• **What is needed**
Search the data for the string "size" and extract every line where it appears.

• **Source material**
○ ○ ○ ○ ○

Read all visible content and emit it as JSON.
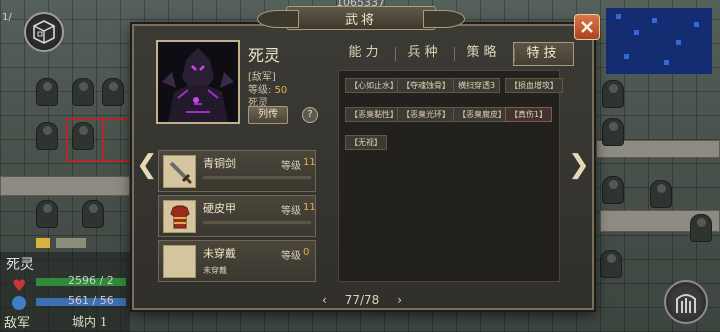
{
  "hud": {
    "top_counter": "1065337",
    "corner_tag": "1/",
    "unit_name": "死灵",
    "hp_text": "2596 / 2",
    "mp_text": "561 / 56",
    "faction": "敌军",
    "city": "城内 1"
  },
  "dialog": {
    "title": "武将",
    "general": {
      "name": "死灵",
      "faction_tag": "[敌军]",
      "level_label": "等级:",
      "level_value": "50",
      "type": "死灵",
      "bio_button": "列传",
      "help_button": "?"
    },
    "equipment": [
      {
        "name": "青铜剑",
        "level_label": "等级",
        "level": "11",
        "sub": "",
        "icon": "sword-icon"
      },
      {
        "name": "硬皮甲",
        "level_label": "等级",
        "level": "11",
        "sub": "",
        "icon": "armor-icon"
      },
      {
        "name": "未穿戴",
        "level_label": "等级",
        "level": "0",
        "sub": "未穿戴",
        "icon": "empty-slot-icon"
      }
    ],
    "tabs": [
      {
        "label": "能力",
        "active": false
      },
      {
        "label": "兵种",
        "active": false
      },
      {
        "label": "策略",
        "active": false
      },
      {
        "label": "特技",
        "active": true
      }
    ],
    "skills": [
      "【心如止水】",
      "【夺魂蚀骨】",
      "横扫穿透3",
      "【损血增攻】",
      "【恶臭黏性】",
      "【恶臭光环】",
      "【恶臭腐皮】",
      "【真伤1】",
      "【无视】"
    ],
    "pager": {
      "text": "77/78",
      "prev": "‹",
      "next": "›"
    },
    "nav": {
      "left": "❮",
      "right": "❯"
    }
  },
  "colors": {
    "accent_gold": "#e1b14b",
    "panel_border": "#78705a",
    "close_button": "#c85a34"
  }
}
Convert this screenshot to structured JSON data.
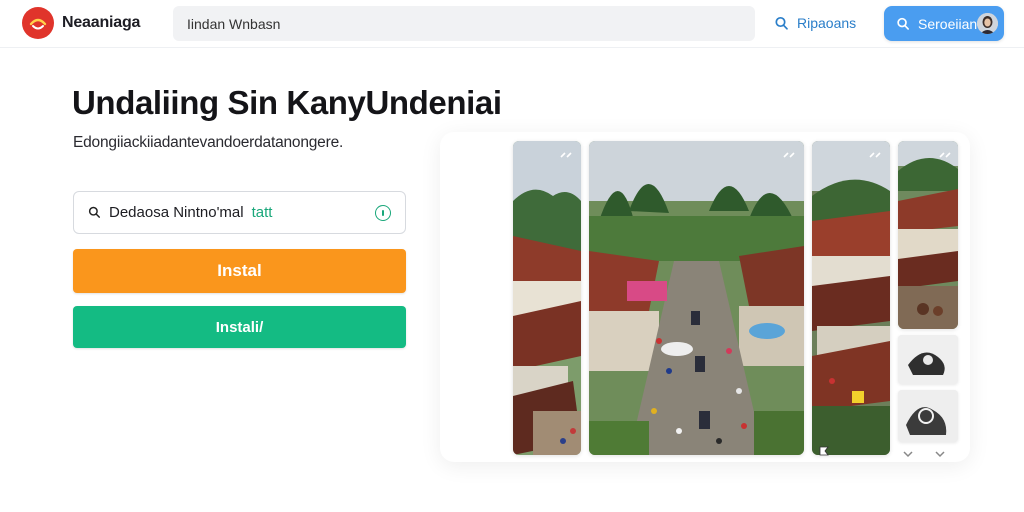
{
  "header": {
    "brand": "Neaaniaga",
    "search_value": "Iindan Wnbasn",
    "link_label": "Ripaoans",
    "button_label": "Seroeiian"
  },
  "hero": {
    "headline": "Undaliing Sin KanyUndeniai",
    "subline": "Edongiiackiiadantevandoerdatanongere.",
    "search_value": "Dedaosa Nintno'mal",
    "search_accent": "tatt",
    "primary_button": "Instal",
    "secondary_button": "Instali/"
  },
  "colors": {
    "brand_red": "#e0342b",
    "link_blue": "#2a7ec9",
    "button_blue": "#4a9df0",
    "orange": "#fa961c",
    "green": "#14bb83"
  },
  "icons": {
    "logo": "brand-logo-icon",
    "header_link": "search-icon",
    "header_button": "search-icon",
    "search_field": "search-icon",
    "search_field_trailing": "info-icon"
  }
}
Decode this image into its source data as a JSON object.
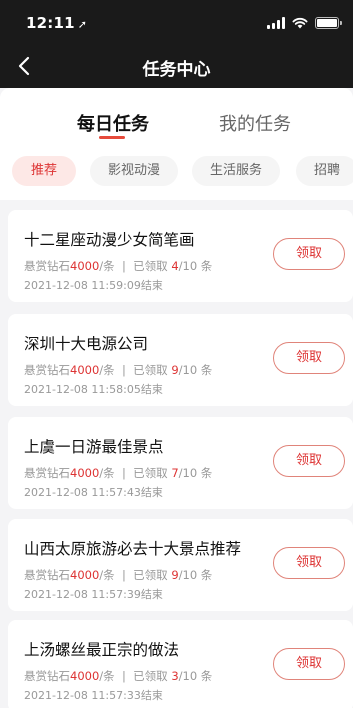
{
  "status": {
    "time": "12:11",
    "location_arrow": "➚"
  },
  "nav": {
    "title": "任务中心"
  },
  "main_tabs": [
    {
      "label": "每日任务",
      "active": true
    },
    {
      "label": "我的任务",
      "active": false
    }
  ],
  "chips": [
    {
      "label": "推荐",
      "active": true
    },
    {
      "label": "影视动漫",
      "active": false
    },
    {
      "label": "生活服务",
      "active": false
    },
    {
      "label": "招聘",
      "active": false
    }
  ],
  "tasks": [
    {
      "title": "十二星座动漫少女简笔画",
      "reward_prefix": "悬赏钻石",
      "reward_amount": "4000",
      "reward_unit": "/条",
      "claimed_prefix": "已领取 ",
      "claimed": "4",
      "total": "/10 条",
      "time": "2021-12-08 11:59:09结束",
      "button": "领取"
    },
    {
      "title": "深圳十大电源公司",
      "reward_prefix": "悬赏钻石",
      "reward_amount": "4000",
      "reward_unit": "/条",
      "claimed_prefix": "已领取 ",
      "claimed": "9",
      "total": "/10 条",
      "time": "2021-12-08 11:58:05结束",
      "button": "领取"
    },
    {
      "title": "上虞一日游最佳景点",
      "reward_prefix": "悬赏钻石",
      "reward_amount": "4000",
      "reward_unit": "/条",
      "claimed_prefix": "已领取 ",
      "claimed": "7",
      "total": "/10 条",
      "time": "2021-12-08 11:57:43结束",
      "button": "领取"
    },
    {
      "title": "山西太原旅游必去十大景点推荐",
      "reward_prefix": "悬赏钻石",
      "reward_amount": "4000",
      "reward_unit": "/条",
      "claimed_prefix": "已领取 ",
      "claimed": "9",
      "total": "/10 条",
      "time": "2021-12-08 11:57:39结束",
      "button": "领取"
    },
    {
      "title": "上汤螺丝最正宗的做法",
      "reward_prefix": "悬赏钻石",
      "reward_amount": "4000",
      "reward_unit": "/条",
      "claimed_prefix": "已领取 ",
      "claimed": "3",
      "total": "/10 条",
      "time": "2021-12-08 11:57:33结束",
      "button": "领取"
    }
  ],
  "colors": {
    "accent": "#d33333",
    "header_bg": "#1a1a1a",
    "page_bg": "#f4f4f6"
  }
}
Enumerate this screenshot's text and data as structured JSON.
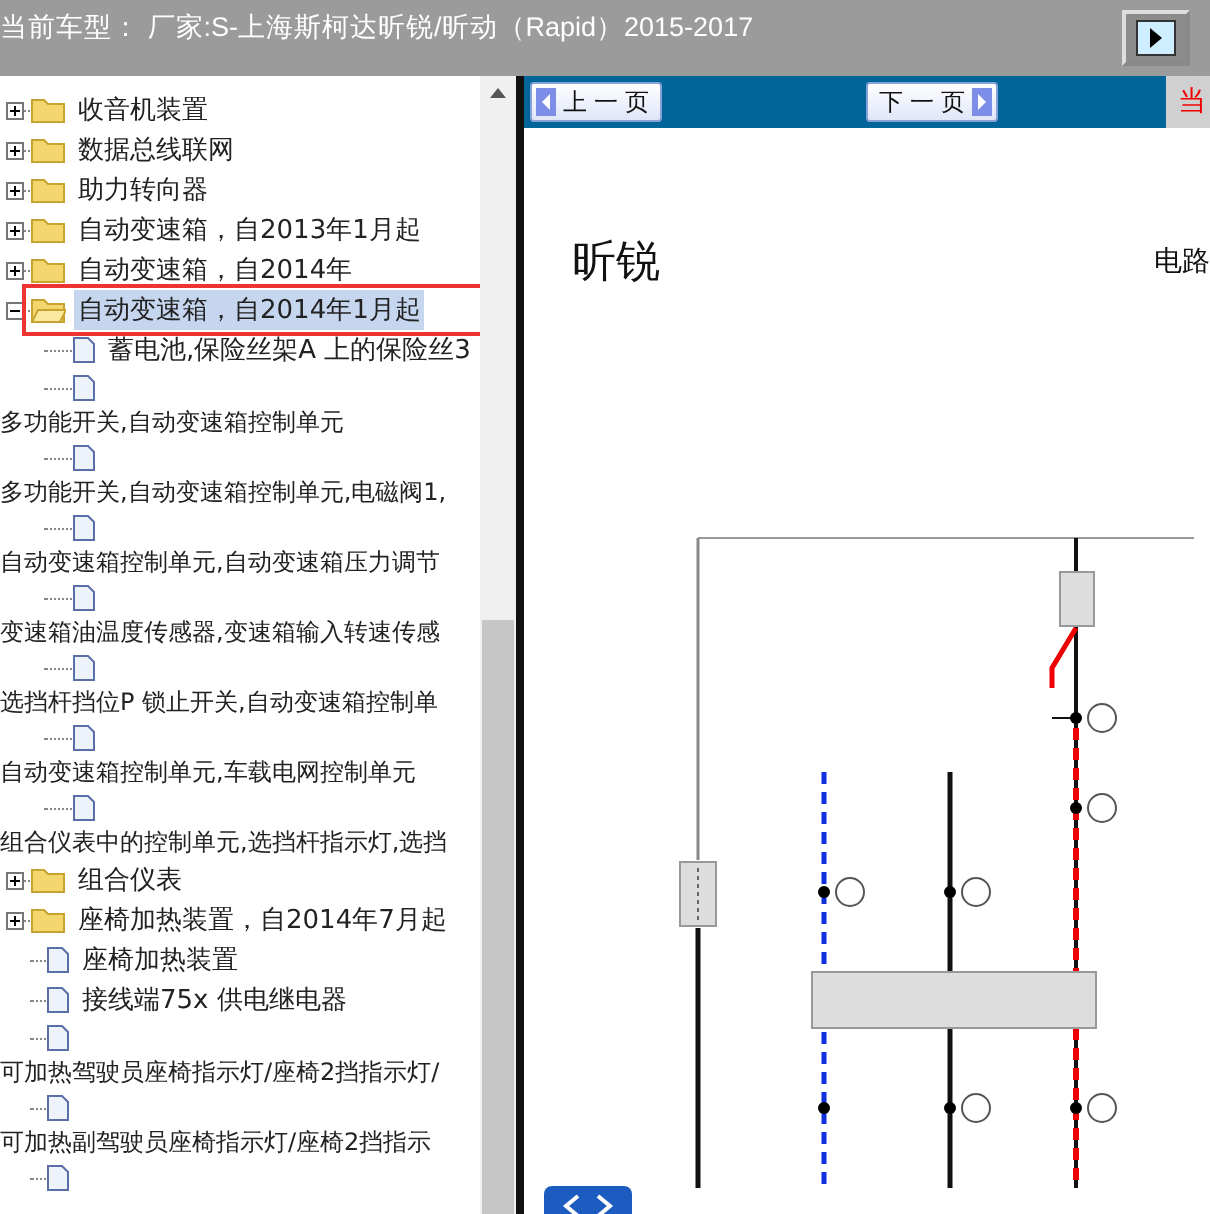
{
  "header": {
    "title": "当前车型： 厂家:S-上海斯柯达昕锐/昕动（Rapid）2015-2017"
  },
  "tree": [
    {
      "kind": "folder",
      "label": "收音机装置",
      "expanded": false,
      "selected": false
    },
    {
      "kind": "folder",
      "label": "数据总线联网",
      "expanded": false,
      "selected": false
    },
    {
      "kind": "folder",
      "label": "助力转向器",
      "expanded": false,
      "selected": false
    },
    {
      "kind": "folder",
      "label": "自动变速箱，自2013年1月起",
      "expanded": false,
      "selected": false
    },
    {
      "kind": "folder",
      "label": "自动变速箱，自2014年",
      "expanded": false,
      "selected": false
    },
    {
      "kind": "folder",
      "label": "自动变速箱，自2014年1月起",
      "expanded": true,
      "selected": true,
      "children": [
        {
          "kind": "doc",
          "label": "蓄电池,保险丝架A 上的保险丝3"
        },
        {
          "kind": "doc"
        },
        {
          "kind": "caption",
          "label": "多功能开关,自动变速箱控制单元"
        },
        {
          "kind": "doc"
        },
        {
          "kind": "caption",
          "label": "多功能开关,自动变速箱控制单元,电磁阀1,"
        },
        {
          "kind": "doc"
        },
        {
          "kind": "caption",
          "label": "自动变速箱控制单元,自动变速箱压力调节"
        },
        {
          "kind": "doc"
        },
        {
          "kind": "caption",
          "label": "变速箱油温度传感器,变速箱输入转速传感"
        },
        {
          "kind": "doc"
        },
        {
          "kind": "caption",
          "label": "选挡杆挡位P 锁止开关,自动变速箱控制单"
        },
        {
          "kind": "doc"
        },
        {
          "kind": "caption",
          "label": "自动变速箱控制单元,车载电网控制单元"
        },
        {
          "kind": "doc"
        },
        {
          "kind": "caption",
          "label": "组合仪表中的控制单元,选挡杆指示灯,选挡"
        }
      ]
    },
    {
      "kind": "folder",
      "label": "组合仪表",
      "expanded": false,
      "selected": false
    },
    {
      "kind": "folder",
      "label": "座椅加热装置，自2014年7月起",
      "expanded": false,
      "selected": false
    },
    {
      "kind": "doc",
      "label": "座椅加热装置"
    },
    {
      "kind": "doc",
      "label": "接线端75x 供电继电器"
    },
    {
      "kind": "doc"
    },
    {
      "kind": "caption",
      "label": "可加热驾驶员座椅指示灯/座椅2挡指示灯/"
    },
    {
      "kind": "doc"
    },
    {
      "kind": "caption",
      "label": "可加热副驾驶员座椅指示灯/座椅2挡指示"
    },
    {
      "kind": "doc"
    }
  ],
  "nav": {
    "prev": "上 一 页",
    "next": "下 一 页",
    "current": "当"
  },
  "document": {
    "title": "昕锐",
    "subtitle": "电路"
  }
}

○ ○ ○ ○ ○

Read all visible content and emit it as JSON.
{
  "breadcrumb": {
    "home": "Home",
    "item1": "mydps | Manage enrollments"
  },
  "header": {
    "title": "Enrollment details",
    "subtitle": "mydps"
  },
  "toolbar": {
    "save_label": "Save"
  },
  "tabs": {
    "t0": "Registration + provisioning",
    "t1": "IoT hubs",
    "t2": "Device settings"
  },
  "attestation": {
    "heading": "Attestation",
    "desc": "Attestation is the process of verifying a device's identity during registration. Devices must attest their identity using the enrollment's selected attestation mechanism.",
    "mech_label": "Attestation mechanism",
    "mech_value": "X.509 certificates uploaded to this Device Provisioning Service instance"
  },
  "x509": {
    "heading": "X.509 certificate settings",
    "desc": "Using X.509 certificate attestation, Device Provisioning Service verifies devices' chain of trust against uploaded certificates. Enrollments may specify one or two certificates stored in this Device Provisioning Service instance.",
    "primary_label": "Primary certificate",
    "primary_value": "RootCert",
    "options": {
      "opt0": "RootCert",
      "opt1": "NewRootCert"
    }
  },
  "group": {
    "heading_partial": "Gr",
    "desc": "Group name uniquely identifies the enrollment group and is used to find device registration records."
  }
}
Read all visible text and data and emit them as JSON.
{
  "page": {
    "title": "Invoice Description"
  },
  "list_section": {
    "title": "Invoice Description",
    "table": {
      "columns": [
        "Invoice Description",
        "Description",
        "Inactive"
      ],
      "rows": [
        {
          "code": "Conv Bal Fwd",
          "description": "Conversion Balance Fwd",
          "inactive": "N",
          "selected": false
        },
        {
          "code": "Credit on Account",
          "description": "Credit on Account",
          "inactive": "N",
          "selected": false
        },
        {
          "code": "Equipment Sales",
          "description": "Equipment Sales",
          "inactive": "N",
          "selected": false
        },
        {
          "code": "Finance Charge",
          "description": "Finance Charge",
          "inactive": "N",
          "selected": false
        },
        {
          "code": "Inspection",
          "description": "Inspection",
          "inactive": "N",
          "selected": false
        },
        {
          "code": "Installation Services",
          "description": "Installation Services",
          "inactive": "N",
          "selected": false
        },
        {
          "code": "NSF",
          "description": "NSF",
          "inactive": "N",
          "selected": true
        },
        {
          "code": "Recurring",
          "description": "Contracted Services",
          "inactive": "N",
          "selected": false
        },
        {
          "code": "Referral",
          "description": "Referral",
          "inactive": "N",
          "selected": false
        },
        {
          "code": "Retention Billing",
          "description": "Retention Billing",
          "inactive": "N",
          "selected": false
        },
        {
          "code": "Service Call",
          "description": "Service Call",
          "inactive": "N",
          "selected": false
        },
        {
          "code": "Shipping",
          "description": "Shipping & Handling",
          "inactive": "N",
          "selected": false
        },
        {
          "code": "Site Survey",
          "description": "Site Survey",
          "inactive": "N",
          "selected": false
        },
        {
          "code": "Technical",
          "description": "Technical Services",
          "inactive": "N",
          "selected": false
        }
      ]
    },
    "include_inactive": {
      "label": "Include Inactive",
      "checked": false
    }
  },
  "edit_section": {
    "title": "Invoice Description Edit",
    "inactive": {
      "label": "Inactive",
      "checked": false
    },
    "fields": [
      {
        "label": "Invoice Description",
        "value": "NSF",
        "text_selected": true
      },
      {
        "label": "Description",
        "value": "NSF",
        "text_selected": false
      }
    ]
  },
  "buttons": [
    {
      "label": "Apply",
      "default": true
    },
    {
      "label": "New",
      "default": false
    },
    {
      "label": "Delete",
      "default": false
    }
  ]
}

○ ○ ○ ○ ○

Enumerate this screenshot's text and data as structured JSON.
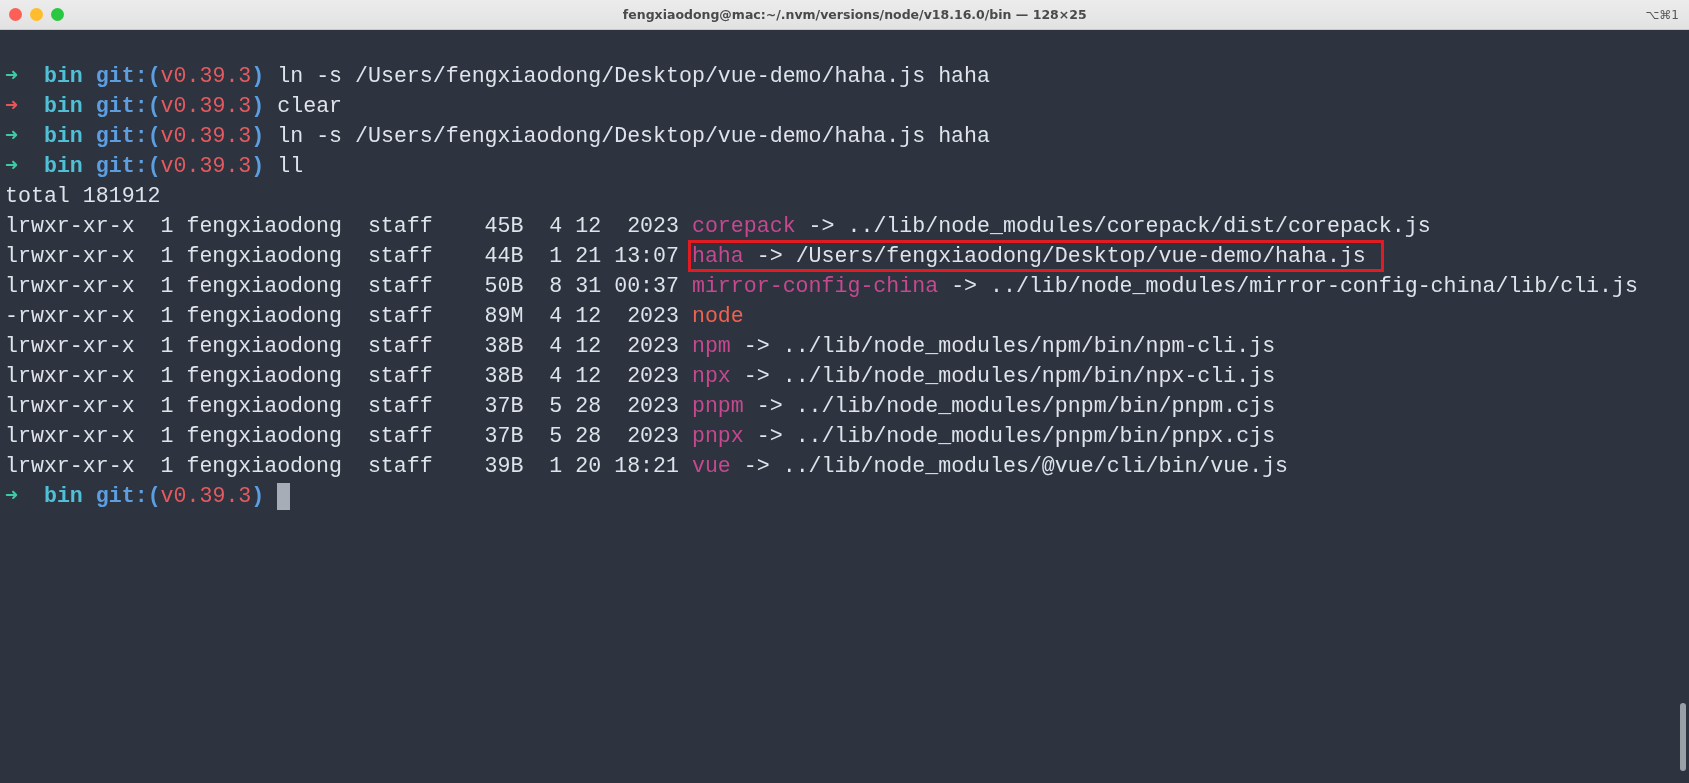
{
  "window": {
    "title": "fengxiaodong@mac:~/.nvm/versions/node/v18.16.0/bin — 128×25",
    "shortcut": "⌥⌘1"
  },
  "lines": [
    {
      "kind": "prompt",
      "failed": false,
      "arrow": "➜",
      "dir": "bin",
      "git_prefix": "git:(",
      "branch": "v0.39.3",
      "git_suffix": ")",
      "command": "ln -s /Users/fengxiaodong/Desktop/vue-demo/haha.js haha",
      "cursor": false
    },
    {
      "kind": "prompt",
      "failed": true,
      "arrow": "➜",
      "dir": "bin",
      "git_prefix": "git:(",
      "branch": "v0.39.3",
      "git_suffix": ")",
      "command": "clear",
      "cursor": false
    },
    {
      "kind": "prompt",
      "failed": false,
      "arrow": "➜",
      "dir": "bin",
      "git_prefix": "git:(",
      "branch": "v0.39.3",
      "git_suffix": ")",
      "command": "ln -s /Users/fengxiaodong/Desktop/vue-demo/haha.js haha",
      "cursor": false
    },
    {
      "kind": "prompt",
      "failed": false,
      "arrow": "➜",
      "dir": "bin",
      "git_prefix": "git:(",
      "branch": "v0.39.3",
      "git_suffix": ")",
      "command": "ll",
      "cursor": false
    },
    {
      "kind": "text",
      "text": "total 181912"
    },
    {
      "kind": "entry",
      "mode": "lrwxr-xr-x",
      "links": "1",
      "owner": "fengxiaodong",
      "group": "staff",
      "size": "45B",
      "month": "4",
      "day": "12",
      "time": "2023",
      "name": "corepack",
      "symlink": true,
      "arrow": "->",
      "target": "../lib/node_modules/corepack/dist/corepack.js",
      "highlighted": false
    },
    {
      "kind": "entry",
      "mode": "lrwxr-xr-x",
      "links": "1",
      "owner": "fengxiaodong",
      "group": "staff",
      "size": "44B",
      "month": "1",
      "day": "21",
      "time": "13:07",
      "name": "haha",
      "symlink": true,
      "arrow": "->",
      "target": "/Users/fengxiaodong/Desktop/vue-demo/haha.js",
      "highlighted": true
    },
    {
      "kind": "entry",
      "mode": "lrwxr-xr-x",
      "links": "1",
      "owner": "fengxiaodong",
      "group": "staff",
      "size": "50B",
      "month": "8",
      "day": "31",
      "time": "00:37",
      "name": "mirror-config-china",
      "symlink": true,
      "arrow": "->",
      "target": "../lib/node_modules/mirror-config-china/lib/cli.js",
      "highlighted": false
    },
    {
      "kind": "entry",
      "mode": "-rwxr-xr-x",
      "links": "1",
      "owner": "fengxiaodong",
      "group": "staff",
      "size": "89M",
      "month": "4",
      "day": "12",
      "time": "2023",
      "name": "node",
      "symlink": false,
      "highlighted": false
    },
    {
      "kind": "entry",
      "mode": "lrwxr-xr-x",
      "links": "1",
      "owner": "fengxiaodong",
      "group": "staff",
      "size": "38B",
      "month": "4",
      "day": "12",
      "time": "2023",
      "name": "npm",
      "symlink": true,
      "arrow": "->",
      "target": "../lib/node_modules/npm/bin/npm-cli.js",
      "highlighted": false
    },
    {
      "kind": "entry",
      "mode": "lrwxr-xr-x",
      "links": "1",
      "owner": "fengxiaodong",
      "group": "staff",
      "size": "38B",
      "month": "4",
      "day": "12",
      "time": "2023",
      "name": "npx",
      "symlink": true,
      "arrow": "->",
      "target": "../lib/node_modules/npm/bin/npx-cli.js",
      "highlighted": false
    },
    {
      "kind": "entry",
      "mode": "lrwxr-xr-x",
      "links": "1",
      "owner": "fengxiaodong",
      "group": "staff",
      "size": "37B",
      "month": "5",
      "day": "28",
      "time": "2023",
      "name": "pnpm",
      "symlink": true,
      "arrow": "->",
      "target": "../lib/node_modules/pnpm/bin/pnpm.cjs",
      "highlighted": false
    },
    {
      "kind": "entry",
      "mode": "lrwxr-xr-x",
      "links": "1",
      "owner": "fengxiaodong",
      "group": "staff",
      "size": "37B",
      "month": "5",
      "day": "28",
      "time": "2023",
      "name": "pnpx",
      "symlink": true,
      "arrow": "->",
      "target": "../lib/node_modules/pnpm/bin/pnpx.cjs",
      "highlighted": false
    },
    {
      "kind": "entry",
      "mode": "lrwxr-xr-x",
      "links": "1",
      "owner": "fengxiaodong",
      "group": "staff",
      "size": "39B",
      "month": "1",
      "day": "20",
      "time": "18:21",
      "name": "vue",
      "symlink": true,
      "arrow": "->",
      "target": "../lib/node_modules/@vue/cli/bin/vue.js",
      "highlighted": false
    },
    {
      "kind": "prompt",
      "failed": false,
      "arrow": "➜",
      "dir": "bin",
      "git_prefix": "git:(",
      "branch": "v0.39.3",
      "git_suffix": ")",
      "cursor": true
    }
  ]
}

○ ○ ○ ○ ○

• **Result of this task**
      "size": "45B",
      "size": "44B",
      "size": "50B",
      "size": "89M",
      "size": "38B",
      "size": "38B",
      "size": "37B",
      "size": "37B",
      "size": "39B",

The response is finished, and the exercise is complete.